### INSTRUCTION
Reproduce the listing exactly, with no pictures in your copy.

### ENTRIES SUPPLIED
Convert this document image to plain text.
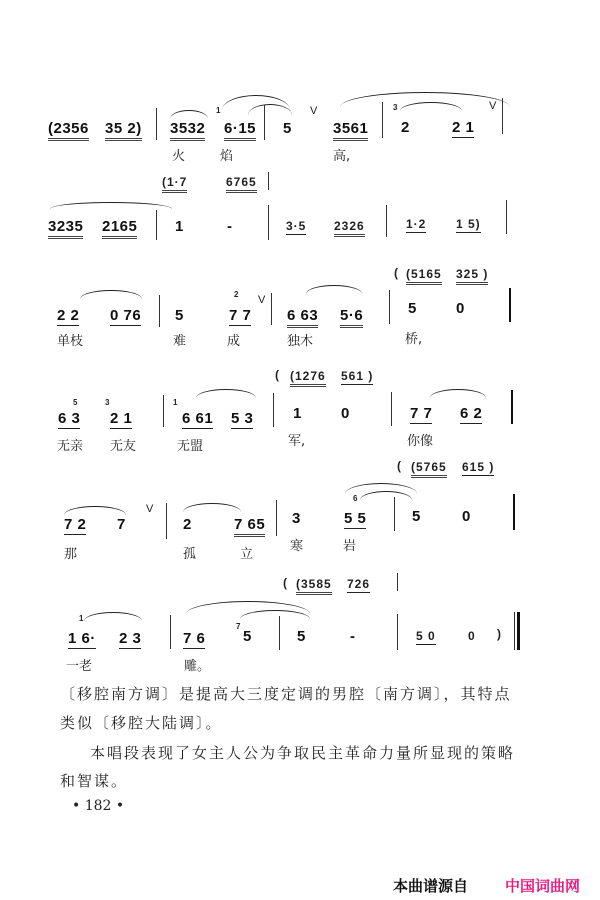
(2356 35 2) 3532
1
6·15
火	焰
5
V
3561
高,
3
2	2 1
V
(1·7	6765
3235 2165	1	-	3·5 2326	1·2 1 5)
( (5165 325 )
2 2 0 76
单枝
5
难
2
7 7
V
成
6 63 5·6
独木
5	0
桥,
( (1276 561 )
5
6 3
3
2 1
无亲 无友
1
6 61 5 3
无盟
1	0
军,
7 7 6 2
你像
( (5765 615 )
7 2 7
V
那
2	7 65
孤	立
3
6
5 5
寒	岩
5	0
( (3585 726
1
1 6· 2 3
一老
7 6
7
5
雕。
5	-	5 0	0 )
〔移腔南方调〕是提高大三度定调的男腔〔南方调〕，其特点
类似〔移腔大陆调〕。
本唱段表现了女主人公为争取民主革命力量所显现的策略
和智谋。
• 182 •
本曲谱源自 中国词曲网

### SOLVED PROBLEM
Convert this document image to plain text.
(2356 35 2) 3532
1
6·15
火	焰
5
V
3561
高,
3
2	2 1
V
(1·7	6765
3235 2165	1	-	3·5 2326	1·2 1 5)
( (5165 325 )
2 2 0 76
单枝
5
难
2
7 7
V
成
6 63 5·6
独木
5	0
桥,
( (1276 561 )
5
6 3
3
2 1
无亲 无友
1
6 61 5 3
无盟
1	0
军,
7 7 6 2
你像
( (5765 615 )
7 2 7
V
那
2	7 65
孤	立
3
6
5 5
寒	岩
5	0
( (3585 726
1
1 6· 2 3
一老
7 6
7
5
雕。
5	-	5 0	0 )
〔移腔南方调〕是提高大三度定调的男腔〔南方调〕，其特点
类似〔移腔大陆调〕。
本唱段表现了女主人公为争取民主革命力量所显现的策略
和智谋。
• 182 •
本曲谱源自 中国词曲网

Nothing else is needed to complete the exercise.